• [Task instructions] Transcribe the records below exactly.

• [Extracted information]
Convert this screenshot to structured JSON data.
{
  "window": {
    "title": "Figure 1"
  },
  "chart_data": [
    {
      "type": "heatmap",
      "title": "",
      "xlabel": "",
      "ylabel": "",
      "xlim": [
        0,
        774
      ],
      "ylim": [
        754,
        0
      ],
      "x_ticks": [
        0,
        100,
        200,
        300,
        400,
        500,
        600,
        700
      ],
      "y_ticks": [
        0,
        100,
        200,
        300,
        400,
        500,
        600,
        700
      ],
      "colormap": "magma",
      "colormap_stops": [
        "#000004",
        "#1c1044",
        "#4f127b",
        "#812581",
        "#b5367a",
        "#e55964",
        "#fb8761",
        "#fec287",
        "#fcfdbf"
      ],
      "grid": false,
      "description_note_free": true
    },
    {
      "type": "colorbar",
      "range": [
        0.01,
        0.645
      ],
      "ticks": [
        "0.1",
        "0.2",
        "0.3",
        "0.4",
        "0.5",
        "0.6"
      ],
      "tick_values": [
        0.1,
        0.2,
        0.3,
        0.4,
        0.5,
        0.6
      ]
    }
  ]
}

• [The solution]
Convert this screenshot to structured JSON data.
{
  "window": {
    "title": "Figure 1"
  },
  "chart_data": [
    {
      "type": "heatmap",
      "title": "",
      "xlabel": "",
      "ylabel": "",
      "xlim": [
        0,
        774
      ],
      "ylim": [
        754,
        0
      ],
      "x_ticks": [
        0,
        100,
        200,
        300,
        400,
        500,
        600,
        700
      ],
      "y_ticks": [
        0,
        100,
        200,
        300,
        400,
        500,
        600,
        700
      ],
      "colormap": "magma",
      "colormap_stops": [
        "#000004",
        "#1c1044",
        "#4f127b",
        "#812581",
        "#b5367a",
        "#e55964",
        "#fb8761",
        "#fec287",
        "#fcfdbf"
      ],
      "grid": false,
      "description_note_free": true
    },
    {
      "type": "colorbar",
      "range": [
        0.01,
        0.645
      ],
      "ticks": [
        "0.1",
        "0.2",
        "0.3",
        "0.4",
        "0.5",
        "0.6"
      ],
      "tick_values": [
        0.1,
        0.2,
        0.3,
        0.4,
        0.5,
        0.6
      ]
    }
  ]
}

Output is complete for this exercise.